— BEGIN Information shown —
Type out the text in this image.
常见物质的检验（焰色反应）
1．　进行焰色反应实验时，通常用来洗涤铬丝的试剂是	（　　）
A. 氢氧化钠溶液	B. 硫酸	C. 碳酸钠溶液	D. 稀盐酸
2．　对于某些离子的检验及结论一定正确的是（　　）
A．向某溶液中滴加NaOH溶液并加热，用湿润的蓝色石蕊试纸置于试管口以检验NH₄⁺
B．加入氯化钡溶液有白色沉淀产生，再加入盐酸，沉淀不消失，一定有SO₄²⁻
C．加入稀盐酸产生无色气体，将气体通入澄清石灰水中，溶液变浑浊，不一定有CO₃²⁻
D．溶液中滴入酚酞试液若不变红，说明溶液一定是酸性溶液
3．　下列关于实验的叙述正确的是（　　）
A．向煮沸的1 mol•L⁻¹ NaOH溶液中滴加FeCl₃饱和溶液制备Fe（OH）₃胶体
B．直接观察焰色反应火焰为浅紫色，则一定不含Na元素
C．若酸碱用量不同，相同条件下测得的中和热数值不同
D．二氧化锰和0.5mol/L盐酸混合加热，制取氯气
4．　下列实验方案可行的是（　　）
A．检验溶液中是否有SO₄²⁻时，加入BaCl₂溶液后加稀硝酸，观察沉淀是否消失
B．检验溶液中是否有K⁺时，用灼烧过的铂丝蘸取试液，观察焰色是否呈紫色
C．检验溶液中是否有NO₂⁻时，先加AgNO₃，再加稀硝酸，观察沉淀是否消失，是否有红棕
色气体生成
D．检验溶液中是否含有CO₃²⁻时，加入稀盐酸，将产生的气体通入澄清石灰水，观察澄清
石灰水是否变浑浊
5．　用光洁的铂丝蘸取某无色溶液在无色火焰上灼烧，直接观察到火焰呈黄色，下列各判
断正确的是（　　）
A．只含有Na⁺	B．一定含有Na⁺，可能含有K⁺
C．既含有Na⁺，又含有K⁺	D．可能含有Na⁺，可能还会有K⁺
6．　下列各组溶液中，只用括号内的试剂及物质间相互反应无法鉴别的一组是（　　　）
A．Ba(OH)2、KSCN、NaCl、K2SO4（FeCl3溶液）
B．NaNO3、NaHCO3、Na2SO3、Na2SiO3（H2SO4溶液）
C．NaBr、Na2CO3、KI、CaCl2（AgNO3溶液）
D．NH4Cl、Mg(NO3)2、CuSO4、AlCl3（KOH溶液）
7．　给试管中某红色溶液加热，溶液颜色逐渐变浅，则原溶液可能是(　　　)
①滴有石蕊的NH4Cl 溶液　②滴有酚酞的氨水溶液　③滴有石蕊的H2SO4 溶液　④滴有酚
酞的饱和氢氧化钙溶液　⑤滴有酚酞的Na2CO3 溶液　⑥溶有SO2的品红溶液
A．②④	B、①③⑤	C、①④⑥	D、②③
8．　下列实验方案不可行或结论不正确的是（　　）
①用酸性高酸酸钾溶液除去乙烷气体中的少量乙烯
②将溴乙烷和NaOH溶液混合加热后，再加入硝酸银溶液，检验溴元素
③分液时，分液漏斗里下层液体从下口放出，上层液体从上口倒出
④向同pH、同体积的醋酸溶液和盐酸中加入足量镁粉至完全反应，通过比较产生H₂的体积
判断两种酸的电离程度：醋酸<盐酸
— END Information shown —
> _Instruction_
Look through the listing above. Pick out each line with "观察沉淀是否消失" and copy it.

> _Exercise response_
A．检验溶液中是否有SO₄²⁻时，加入BaCl₂溶液后加稀硝酸，观察沉淀是否消失
C．检验溶液中是否有NO₂⁻时，先加AgNO₃，再加稀硝酸，观察沉淀是否消失，是否有红棕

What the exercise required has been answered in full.